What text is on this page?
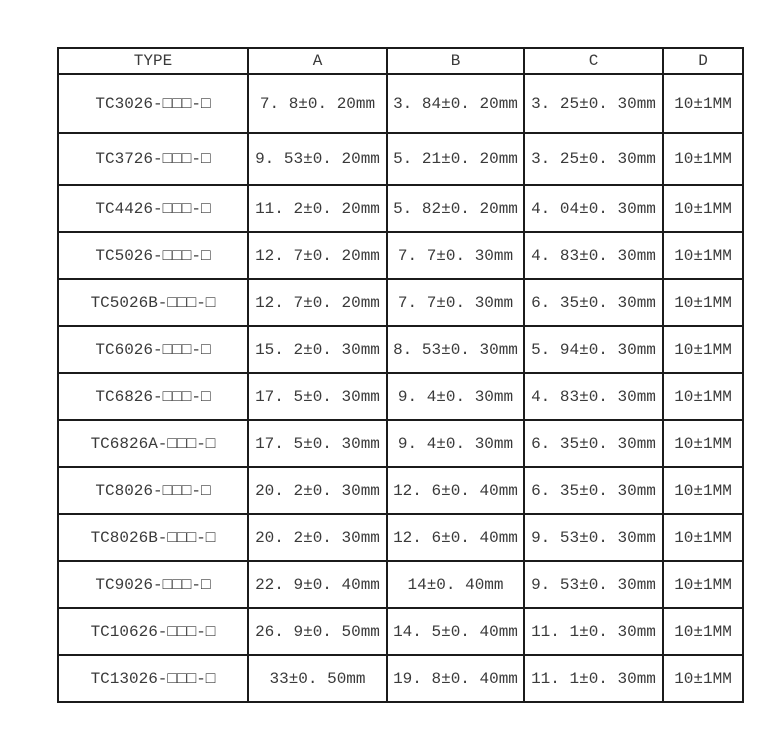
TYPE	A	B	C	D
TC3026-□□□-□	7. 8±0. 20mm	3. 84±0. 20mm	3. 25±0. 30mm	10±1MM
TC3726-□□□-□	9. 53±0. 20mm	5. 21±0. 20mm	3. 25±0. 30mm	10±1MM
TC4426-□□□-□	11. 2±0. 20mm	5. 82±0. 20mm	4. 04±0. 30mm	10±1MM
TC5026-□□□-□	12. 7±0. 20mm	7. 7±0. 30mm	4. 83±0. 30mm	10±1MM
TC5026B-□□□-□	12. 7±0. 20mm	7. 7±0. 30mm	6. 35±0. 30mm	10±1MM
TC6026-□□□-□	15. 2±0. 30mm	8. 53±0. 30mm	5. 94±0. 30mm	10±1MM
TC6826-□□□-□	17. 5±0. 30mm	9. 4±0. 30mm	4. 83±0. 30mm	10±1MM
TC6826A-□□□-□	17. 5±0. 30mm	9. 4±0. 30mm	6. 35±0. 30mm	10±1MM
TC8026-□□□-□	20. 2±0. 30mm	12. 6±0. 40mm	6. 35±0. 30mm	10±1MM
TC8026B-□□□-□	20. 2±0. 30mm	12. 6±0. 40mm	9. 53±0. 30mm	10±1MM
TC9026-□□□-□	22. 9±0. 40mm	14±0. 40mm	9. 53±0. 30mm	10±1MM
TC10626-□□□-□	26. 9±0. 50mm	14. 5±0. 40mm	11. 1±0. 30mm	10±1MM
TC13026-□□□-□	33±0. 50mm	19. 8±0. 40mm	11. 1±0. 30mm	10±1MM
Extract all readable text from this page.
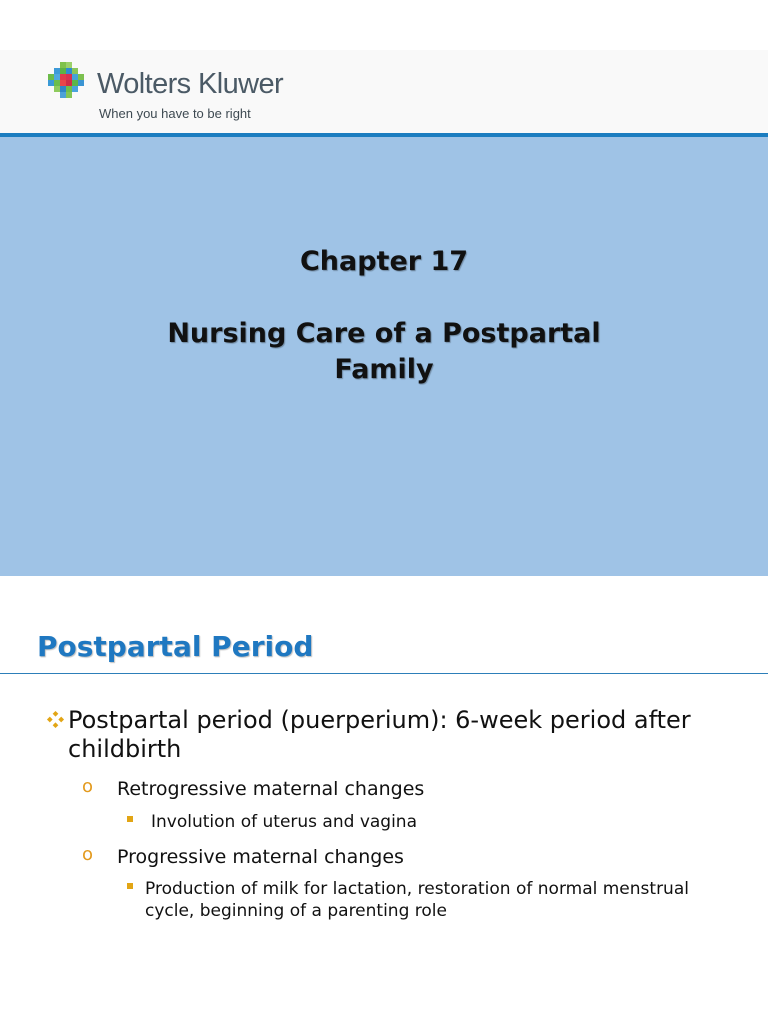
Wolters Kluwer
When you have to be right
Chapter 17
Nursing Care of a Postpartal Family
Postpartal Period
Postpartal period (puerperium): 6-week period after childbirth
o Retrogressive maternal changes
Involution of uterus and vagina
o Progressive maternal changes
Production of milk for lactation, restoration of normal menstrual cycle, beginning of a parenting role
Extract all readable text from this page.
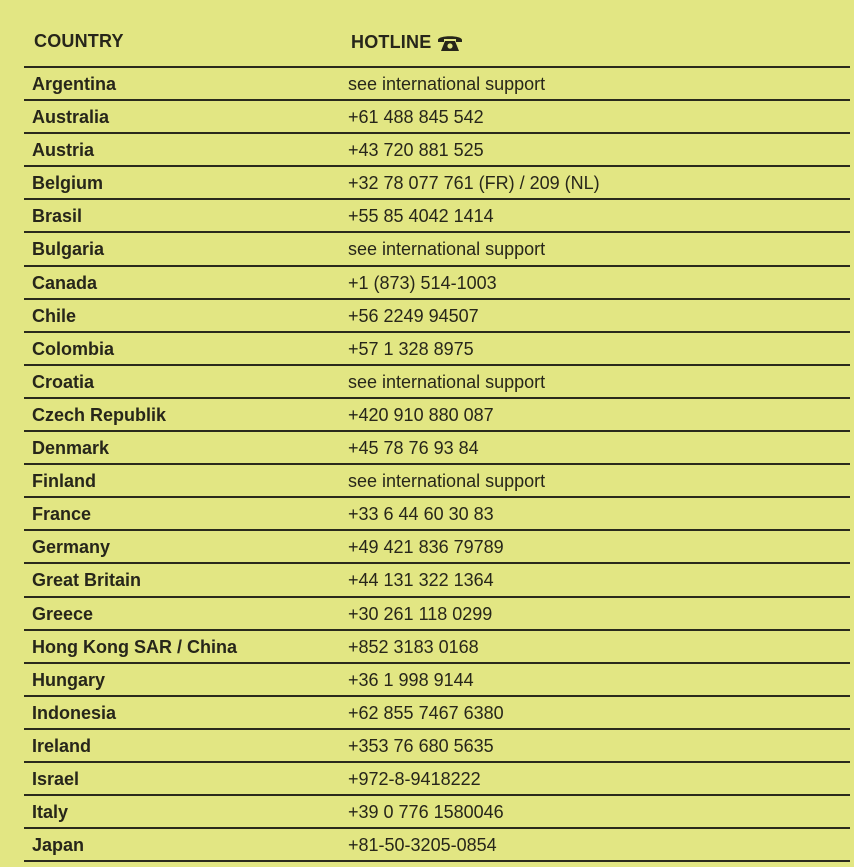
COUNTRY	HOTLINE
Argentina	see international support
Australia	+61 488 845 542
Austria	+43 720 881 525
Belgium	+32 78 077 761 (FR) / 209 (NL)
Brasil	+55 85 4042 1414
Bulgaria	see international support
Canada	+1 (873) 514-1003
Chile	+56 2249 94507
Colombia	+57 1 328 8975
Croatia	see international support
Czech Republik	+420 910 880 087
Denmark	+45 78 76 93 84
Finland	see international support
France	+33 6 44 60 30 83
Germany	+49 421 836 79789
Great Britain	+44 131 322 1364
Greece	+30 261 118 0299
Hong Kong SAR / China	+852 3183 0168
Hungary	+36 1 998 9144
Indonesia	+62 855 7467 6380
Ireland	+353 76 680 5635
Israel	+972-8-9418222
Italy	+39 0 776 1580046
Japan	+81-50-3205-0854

——

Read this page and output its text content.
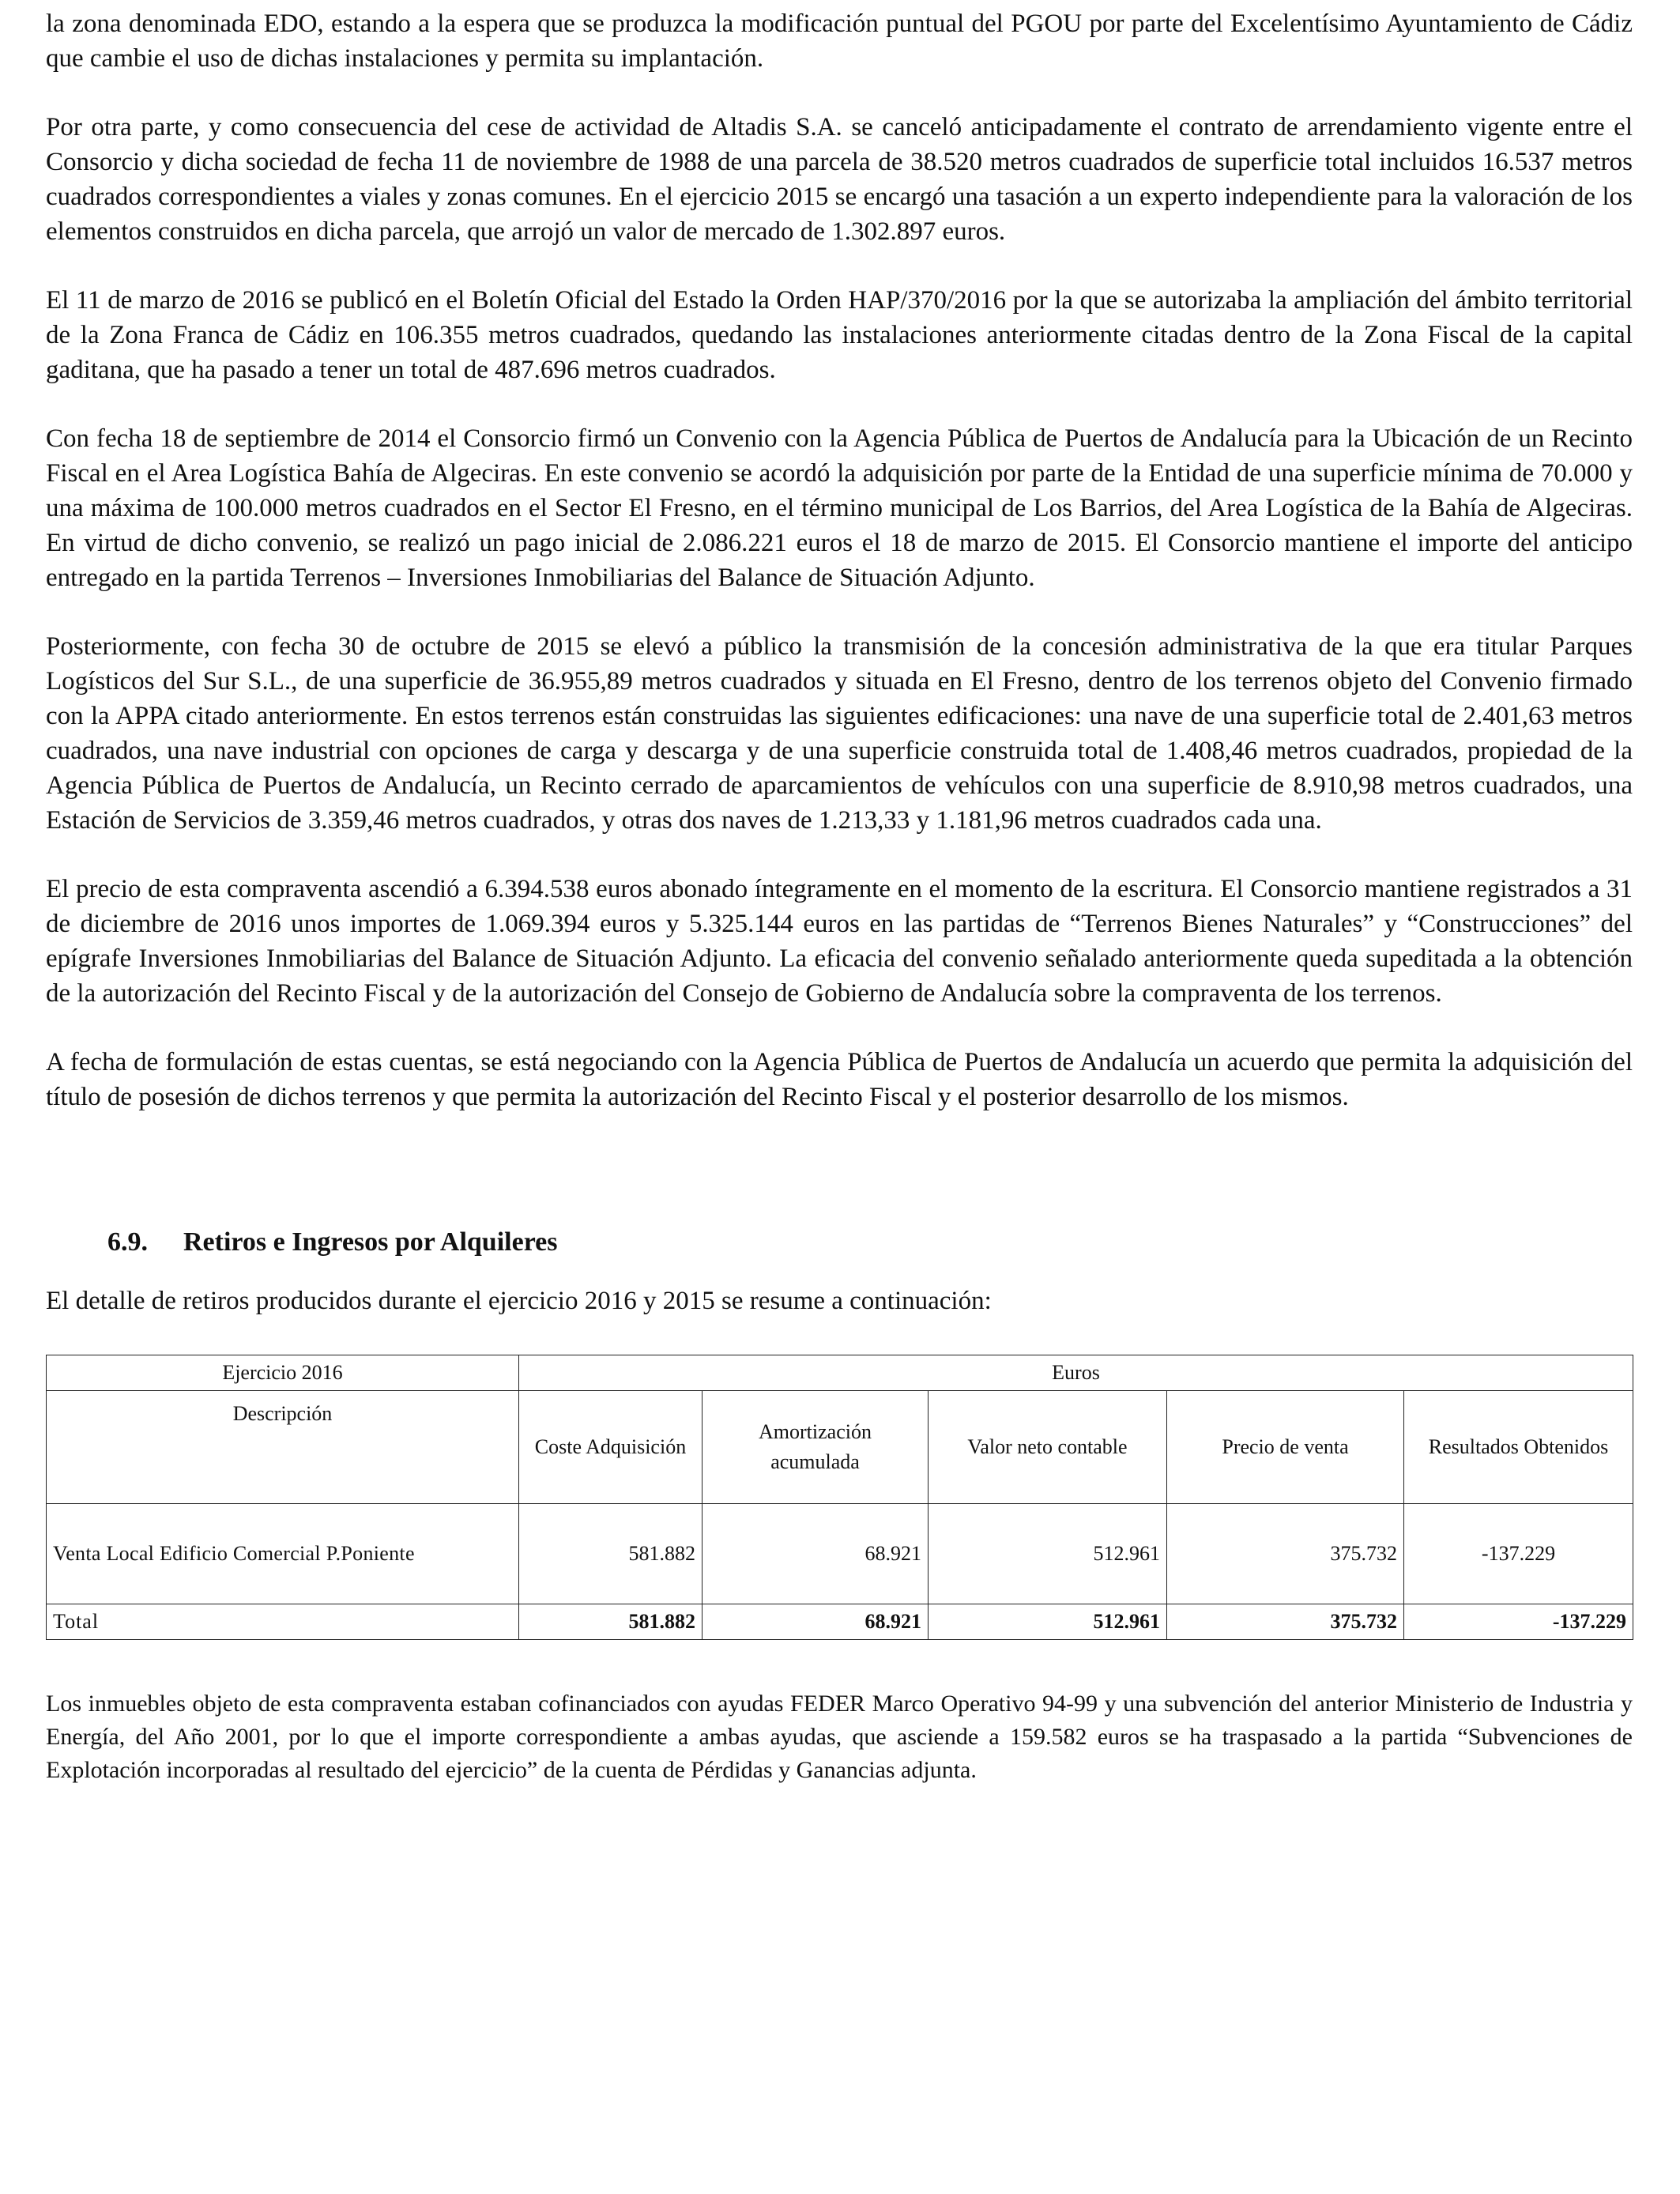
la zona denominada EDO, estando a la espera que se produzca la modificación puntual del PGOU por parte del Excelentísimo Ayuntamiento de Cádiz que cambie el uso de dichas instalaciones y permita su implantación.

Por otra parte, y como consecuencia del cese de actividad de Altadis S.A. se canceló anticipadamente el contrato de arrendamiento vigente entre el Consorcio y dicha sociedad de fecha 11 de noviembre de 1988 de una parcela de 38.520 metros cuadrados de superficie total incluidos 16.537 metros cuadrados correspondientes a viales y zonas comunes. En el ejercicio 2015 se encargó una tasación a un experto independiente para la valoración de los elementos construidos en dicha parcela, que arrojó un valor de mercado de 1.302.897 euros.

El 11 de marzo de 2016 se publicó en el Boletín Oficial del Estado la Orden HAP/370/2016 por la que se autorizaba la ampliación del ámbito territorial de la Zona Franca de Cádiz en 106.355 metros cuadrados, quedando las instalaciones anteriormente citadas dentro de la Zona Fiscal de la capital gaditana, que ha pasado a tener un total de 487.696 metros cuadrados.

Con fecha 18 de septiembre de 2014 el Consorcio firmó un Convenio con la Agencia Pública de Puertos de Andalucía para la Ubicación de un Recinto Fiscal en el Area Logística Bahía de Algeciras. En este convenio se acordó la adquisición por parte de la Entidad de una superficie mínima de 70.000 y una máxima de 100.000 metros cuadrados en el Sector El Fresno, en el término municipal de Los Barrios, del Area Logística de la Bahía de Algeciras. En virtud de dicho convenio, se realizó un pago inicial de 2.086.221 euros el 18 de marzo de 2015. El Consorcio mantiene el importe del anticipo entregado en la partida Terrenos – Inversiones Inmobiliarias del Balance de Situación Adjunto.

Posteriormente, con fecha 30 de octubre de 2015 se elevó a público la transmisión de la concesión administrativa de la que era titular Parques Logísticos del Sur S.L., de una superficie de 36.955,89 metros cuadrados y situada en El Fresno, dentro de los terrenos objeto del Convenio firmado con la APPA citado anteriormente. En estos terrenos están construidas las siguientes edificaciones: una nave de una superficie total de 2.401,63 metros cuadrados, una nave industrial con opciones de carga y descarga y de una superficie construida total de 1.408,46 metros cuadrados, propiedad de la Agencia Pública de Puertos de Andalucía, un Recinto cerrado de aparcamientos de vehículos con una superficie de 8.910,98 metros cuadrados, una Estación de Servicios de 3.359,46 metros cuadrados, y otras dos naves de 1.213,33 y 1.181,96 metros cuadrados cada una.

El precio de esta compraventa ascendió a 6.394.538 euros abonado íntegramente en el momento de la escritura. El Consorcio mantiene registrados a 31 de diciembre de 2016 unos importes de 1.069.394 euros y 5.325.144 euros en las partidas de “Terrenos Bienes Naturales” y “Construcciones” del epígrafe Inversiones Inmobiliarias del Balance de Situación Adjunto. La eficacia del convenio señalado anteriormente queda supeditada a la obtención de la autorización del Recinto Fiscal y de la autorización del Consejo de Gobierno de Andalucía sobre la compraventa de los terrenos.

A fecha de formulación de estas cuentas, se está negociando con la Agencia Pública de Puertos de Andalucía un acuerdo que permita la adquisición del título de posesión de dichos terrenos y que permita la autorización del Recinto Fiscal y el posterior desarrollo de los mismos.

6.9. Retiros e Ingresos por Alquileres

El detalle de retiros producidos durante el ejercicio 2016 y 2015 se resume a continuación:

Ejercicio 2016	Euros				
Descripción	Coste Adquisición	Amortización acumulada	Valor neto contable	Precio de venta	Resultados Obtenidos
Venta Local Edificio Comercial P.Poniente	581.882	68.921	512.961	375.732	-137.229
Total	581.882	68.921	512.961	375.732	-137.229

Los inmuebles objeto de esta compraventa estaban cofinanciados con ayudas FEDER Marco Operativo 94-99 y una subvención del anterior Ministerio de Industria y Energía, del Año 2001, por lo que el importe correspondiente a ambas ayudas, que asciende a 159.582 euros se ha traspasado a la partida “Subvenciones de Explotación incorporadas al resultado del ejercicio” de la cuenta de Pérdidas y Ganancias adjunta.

——

Above are the records. Identify each line that contains the word "international".

Argentina	see international support
Bulgaria	see international support
Croatia	see international support
Finland	see international support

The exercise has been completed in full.